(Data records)
──────

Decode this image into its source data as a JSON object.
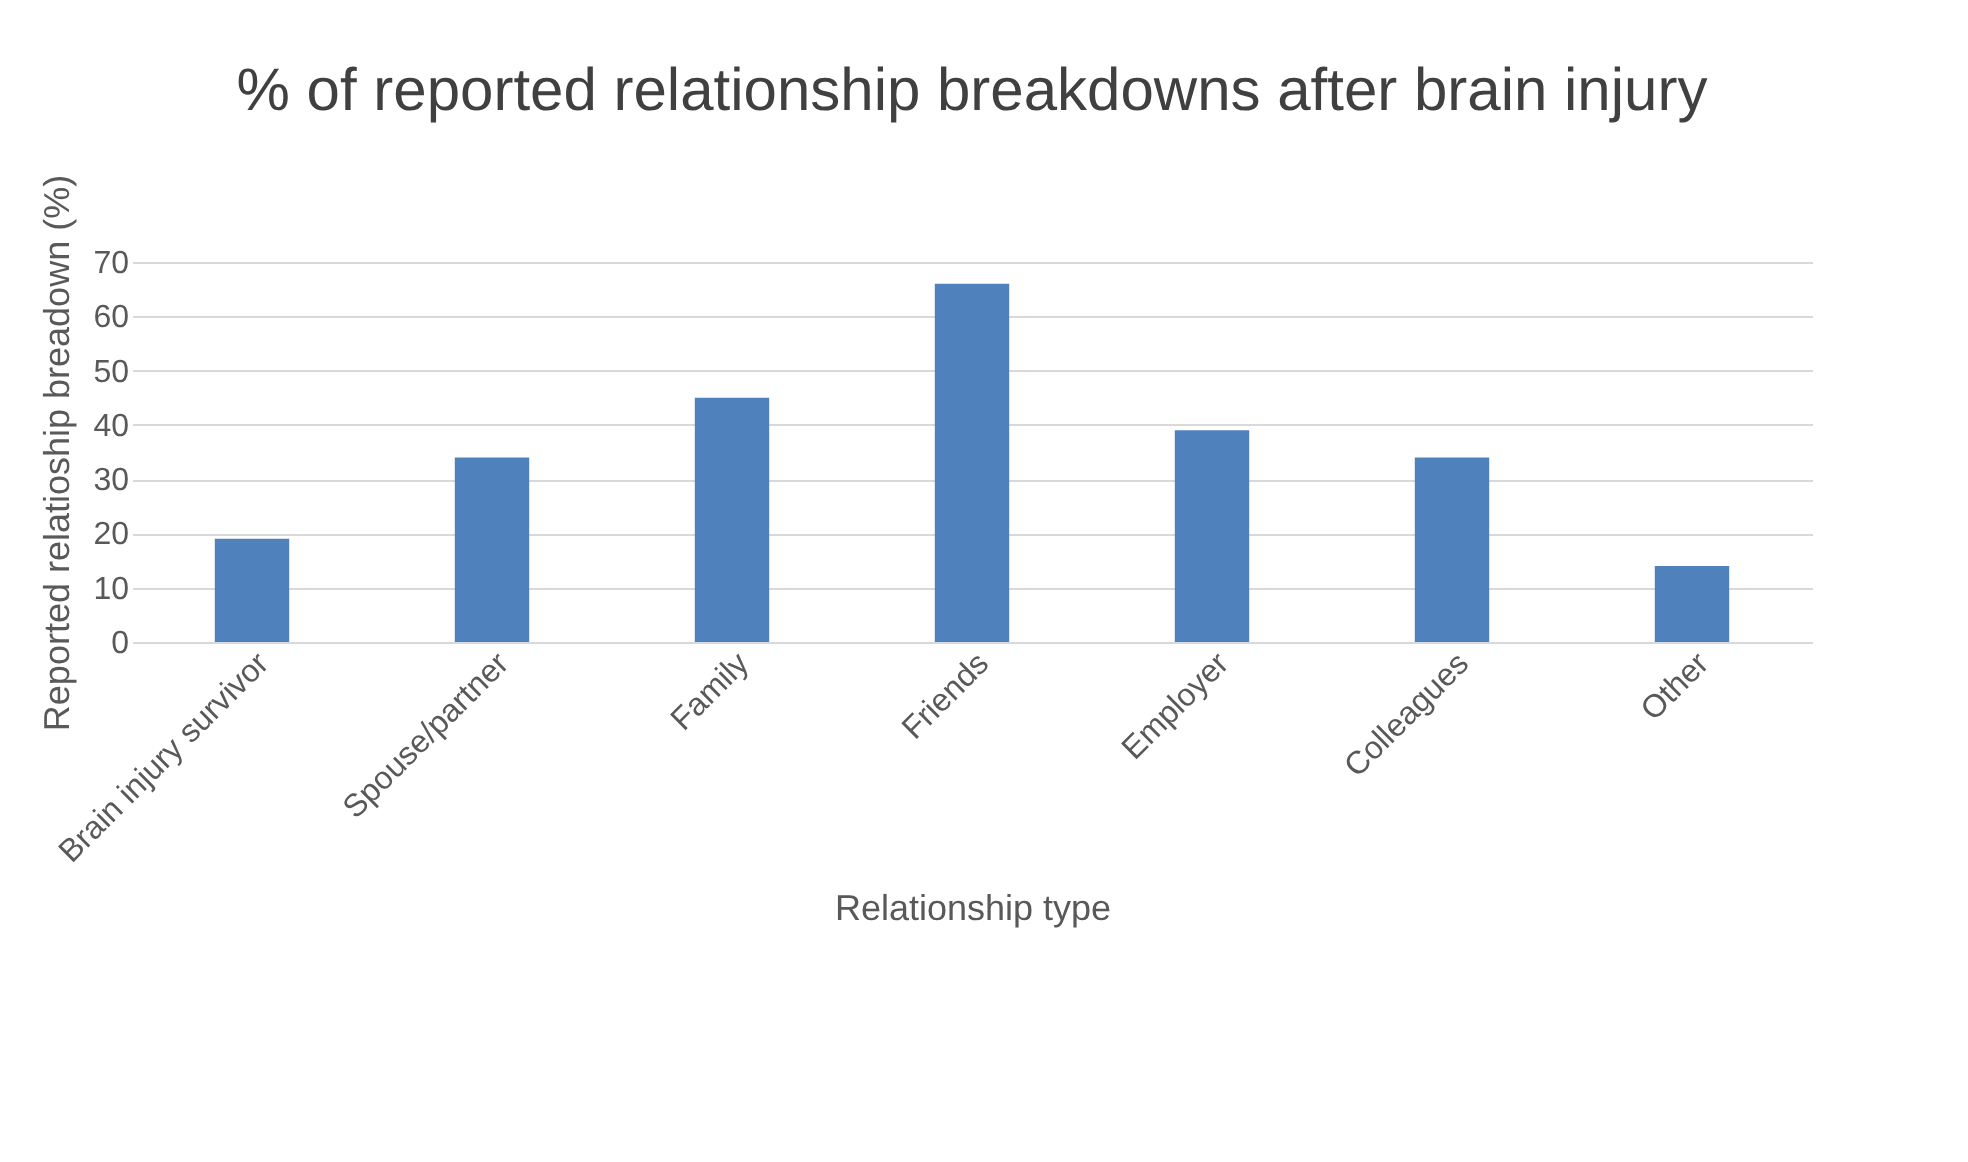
{
  "chart_data": {
    "type": "bar",
    "title": "% of reported relationship breakdowns after brain injury",
    "xlabel": "Relationship type",
    "ylabel": "Reported relatioship breadown (%)",
    "categories": [
      "Brain injury survivor",
      "Spouse/partner",
      "Family",
      "Friends",
      "Employer",
      "Colleagues",
      "Other"
    ],
    "values": [
      19,
      34,
      45,
      66,
      39,
      34,
      14
    ],
    "color": "#4f81bd",
    "ylim": [
      0,
      70
    ],
    "yticks": [
      0,
      10,
      20,
      30,
      40,
      50,
      60,
      70
    ],
    "grid": "y"
  }
}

──────

--- Exercise prompt ---
Restate the records above in full, word for word. Keep pictures out.

--- Reply ---
Decode this image into its source data as a JSON object.
{
  "chart_data": {
    "type": "bar",
    "title": "% of reported relationship breakdowns after brain injury",
    "xlabel": "Relationship type",
    "ylabel": "Reported relatioship breadown (%)",
    "categories": [
      "Brain injury survivor",
      "Spouse/partner",
      "Family",
      "Friends",
      "Employer",
      "Colleagues",
      "Other"
    ],
    "values": [
      19,
      34,
      45,
      66,
      39,
      34,
      14
    ],
    "color": "#4f81bd",
    "ylim": [
      0,
      70
    ],
    "yticks": [
      0,
      10,
      20,
      30,
      40,
      50,
      60,
      70
    ],
    "grid": "y"
  }
}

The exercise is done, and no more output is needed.